═════ Given information ═════
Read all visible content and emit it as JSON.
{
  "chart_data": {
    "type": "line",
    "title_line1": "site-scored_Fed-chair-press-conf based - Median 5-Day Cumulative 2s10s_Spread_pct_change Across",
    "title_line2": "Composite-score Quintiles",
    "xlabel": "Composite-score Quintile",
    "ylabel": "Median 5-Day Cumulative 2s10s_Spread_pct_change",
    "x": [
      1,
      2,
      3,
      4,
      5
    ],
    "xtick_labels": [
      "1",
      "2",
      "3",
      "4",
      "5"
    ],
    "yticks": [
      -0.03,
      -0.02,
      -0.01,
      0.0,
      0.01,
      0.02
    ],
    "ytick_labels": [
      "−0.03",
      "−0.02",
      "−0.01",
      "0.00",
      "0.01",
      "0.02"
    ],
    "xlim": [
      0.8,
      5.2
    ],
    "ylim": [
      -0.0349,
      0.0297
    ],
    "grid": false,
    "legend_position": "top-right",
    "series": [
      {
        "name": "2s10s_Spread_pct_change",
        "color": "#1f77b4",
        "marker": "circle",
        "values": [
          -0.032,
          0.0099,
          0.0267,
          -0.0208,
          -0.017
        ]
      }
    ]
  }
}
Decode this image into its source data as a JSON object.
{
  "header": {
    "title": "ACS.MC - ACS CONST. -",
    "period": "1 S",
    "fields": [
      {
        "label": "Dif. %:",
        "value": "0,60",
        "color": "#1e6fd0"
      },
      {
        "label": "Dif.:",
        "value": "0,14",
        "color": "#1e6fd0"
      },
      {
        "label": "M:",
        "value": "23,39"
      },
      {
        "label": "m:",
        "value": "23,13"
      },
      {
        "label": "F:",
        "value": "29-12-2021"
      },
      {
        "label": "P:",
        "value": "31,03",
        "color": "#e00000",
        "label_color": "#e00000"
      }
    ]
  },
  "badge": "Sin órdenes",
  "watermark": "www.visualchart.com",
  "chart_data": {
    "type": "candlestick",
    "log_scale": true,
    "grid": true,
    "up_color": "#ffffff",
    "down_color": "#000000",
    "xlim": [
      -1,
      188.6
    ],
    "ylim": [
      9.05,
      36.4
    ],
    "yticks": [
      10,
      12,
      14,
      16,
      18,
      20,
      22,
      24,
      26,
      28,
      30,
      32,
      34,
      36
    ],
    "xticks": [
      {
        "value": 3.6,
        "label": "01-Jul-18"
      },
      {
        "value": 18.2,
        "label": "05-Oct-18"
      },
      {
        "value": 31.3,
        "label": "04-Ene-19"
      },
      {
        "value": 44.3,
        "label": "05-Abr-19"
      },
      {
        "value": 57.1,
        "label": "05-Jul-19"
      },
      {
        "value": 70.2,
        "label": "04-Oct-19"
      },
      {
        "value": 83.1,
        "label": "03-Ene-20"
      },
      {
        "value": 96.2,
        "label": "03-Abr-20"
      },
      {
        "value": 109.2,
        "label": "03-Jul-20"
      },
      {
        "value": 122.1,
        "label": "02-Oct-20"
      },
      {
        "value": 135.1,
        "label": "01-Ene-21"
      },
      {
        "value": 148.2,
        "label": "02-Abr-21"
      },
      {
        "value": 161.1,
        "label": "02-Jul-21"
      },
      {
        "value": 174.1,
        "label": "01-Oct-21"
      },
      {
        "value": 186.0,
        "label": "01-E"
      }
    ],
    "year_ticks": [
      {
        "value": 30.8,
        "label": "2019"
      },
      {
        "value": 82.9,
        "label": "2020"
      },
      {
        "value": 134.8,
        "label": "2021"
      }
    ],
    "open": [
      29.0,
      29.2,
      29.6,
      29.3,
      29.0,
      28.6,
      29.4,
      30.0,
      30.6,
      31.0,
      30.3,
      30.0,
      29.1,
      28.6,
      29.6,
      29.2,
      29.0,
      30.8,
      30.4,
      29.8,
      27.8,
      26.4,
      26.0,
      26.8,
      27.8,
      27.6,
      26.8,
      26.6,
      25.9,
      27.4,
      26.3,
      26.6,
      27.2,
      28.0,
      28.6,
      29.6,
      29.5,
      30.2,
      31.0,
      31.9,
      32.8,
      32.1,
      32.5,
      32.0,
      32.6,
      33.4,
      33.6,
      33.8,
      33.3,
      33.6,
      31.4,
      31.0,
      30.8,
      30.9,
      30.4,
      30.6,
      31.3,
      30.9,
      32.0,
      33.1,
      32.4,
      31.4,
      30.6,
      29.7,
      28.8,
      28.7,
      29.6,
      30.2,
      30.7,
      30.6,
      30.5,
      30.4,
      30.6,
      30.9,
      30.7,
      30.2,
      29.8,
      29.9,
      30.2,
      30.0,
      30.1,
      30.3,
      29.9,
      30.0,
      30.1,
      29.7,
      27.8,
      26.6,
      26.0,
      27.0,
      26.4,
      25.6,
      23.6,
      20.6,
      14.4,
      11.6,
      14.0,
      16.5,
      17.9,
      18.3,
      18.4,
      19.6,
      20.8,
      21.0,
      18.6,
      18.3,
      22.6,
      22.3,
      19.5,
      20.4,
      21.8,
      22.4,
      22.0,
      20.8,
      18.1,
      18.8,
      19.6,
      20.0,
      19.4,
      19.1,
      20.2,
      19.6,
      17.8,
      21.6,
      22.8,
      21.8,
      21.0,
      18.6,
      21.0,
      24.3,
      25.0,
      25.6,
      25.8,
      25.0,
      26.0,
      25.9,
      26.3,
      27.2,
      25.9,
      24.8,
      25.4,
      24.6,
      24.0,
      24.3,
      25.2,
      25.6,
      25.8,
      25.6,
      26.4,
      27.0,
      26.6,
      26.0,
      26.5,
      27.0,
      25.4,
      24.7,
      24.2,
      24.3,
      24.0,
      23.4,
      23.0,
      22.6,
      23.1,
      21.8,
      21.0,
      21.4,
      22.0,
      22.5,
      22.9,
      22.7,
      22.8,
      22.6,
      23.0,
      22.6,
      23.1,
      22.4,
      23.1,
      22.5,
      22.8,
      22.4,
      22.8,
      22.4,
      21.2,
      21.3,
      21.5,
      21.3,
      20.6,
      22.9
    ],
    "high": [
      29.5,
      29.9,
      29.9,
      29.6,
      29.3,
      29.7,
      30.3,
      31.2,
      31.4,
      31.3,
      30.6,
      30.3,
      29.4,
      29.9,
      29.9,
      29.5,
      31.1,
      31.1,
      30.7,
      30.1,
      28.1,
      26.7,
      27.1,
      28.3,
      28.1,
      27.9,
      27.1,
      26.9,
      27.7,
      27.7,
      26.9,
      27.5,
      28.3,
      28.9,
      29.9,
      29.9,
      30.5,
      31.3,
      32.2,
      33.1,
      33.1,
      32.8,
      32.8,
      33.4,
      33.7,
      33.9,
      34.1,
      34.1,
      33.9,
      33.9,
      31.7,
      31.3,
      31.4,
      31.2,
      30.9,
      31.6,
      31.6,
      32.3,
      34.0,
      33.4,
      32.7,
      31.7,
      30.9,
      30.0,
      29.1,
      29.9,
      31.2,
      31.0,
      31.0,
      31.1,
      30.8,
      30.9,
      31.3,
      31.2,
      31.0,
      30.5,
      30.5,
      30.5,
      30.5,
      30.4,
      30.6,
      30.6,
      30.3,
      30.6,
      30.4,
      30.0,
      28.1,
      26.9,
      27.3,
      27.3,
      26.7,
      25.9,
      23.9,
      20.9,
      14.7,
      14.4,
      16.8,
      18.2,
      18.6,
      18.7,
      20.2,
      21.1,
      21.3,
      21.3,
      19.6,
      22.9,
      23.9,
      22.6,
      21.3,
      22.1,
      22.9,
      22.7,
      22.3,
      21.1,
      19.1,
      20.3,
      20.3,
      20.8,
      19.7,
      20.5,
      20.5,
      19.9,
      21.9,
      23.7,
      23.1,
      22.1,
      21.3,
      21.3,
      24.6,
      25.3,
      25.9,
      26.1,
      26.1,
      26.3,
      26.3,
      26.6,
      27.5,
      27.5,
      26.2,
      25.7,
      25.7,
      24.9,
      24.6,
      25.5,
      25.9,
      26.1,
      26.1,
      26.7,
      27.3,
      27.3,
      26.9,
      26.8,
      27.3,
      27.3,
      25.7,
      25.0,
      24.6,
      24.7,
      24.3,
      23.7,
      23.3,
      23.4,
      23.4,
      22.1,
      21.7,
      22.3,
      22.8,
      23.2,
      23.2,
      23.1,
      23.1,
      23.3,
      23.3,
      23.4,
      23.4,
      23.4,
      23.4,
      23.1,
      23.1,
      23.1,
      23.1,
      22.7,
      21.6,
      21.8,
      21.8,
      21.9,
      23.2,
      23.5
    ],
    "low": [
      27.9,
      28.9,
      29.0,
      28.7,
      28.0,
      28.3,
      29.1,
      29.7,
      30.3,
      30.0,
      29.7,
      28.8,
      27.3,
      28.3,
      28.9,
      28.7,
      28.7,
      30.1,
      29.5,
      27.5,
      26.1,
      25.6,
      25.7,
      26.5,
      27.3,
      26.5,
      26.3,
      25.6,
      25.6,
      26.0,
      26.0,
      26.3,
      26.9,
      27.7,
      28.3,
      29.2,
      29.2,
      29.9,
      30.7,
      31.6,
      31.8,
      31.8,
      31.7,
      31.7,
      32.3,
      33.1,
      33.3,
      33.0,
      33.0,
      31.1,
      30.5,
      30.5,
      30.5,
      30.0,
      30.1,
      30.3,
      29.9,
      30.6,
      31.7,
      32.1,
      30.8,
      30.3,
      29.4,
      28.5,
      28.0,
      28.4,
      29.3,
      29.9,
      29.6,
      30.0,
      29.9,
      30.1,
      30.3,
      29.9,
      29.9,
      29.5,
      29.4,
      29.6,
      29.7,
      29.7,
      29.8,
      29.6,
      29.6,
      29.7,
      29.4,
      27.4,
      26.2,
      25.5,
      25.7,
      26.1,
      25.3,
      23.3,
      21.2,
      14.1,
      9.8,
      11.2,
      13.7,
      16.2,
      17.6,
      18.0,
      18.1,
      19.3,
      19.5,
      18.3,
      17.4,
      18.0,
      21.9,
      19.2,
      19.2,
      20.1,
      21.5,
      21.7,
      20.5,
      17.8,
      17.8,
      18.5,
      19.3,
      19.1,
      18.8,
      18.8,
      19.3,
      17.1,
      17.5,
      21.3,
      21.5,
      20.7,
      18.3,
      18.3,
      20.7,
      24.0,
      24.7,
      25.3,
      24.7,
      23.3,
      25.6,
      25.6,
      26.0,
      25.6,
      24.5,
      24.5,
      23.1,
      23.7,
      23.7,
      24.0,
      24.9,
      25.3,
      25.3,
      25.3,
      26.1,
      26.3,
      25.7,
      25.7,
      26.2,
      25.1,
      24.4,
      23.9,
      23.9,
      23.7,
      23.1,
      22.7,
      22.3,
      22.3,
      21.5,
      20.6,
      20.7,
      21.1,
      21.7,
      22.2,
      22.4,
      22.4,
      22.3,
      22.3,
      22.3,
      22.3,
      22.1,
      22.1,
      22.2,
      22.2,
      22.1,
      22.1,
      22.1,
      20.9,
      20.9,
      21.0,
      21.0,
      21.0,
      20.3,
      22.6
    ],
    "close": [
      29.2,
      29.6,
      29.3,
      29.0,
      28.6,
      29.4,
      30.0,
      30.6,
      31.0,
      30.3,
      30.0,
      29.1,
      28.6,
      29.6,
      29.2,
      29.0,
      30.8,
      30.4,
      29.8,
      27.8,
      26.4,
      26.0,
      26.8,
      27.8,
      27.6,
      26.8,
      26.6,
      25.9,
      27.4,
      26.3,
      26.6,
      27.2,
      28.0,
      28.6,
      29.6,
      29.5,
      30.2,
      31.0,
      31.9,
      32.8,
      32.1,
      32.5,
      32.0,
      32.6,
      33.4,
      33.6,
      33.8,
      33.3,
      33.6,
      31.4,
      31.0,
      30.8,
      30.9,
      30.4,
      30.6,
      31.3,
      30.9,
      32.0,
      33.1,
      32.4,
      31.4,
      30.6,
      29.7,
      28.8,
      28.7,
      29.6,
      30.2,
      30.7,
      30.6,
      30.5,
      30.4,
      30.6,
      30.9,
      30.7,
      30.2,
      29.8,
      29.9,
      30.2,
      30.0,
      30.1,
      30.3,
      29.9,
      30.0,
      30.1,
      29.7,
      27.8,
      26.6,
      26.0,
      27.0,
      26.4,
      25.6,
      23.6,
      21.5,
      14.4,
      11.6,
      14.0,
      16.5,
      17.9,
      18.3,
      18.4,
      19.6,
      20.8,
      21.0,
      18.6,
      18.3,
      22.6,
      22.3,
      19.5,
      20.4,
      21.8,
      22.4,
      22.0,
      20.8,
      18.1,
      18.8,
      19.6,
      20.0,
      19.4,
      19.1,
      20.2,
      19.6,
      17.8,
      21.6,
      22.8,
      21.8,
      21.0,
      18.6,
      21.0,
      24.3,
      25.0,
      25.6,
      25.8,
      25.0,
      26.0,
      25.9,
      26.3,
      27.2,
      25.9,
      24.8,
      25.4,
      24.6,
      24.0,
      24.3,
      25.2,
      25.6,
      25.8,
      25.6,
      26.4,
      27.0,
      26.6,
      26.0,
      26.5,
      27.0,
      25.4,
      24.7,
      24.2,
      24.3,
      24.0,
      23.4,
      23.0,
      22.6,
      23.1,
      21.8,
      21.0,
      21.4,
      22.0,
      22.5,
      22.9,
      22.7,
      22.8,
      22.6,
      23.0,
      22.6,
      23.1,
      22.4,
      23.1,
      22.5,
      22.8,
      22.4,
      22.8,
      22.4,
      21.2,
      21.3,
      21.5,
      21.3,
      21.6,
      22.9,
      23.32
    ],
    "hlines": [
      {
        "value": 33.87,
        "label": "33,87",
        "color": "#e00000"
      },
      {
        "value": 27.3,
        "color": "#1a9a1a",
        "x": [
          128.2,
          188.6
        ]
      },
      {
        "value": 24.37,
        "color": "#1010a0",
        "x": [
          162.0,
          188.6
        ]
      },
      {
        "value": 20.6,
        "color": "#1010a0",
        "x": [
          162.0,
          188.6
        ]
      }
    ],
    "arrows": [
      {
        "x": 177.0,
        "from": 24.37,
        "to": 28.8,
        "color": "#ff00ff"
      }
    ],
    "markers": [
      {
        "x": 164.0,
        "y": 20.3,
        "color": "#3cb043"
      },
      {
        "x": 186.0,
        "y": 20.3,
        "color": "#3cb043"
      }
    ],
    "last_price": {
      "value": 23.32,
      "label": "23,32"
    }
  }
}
═════
### Task statement
Only the number is needed: state how many lines in the listing contain "Composite".

### The reply
2